begin Text segment

Based on the reviews and discussions referred to above, we recommend to the Board of Directors that the financial statements referred to above be included in CPSI’s Annual Report on Form 10-K for the year ended December 31, 2002. It should be noted that management is responsible for the Company’s financial reporting process, including its system of internal controls, and of the preparation of financial statements in accordance with generally accepted accounting principles. The Company’s independent auditors are responsible for auditing those financial statements. Our responsibility is to monitor and review these processes. It is not our duty or our responsibility to conduct auditing or accounting reviews or procedures.

 

Audit Committee:

 

Ernest F. Ladd, III, Chairman

William R. Seifert, II

W. Austin Mulherin, III

 

13


 

PROPOSAL 2

 

RATIFICATION OF APPOINTMENT OF INDEPENDENT AUDITORS

 

The independent public accounting firm of Ernst & Young LLP has audited the financial statements of the Company for the years ended December 31, 2001 and 2002. At the recommendation of the Audit Committee, the Board of Directors approved the engagement of Ernst & Young LLP as the Company’s independent auditors for the year ending December 31, 2003.

end Text segment

# [The tasks]
1. In the audit committee text, which firm did the Board of Directors approve as the Company's independent auditors for the year ending December 31, 2003?
2. Reproduce the audit committee text word for word, starting at "RATIFICATION OF APPOINTMENT" and ending at "December 31, 2003.".

begin Material supplied

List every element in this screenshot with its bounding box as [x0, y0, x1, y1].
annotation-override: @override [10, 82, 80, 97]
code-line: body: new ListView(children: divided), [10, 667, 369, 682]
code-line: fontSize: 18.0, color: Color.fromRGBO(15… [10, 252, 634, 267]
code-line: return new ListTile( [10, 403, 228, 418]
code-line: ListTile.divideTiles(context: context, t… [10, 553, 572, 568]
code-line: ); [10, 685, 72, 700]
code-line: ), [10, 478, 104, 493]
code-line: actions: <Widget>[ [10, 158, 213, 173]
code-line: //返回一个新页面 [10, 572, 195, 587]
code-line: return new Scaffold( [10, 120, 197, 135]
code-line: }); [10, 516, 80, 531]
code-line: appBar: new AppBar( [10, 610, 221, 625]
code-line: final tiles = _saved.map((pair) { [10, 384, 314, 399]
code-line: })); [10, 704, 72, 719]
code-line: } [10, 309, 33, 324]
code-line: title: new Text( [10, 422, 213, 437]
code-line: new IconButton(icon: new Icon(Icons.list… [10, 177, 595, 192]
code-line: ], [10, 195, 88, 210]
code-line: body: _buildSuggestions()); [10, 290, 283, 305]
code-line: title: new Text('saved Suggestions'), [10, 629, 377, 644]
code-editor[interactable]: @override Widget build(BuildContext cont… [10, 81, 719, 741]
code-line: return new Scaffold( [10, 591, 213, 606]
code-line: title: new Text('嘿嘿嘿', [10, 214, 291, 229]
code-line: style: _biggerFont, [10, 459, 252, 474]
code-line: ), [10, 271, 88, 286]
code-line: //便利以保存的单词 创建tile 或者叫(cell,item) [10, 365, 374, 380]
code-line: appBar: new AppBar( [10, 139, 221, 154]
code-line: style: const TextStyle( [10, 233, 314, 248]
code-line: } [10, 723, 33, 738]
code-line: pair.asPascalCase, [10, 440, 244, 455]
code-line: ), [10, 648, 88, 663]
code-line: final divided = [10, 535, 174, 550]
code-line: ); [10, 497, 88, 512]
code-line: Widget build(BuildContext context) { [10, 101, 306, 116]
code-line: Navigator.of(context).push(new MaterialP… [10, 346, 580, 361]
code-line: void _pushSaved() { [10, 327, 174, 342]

end Material supplied

# [Solutions below]
1. Ernst & Young LLP

2.
RATIFICATION OF APPOINTMENT OF INDEPENDENT AUDITORS

 

The independent public accounting firm of Ernst & Young LLP has audited the financial statements of the Company for the years ended December 31, 2001 and 2002. At the recommendation of the Audit Committee, the Board of Directors approved the engagement of Ernst & Young LLP as the Company’s independent auditors for the year ending December 31, 2003.